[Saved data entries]
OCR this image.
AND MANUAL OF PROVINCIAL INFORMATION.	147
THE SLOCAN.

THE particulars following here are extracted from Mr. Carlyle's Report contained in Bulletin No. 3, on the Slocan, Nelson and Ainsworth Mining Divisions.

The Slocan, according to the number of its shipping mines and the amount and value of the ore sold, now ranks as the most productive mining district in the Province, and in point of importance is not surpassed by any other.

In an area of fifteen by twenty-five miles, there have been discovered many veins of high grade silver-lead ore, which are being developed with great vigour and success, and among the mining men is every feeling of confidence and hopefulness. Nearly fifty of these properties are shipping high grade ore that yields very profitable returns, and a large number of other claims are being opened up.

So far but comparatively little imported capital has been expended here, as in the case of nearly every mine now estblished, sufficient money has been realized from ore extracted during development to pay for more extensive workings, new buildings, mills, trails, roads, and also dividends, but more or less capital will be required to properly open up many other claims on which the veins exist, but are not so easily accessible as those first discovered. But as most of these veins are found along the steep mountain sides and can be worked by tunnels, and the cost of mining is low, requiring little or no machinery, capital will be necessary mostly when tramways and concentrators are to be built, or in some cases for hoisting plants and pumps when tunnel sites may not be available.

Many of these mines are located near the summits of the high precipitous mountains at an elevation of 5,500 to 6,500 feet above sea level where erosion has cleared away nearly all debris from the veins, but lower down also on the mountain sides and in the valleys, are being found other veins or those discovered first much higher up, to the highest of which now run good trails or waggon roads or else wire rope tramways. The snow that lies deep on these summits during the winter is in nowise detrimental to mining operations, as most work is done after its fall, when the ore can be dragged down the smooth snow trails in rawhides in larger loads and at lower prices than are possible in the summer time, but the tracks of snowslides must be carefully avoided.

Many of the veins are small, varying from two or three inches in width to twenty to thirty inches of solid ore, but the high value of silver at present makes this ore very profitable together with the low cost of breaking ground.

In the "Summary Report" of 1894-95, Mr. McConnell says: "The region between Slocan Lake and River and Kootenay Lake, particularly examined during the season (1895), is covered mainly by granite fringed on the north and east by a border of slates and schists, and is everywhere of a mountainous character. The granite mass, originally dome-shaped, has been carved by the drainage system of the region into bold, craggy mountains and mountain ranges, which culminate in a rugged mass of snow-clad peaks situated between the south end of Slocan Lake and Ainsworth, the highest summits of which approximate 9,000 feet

* _INSTRUCTION_: Pull out all lines from the entries above in which the word "value" appears.

* _RESPONSE TO THIS EXERCISE_:
The Slocan, according to the number of its shipping mines and the amount and value of the ore sold, now ranks as the most productive mining district in the Province, and in point of importance is not surpassed by any other.
Many of the veins are small, varying from two or three inches in width to twenty to thirty inches of solid ore, but the high value of silver at present makes this ore very profitable together with the low cost of breaking ground.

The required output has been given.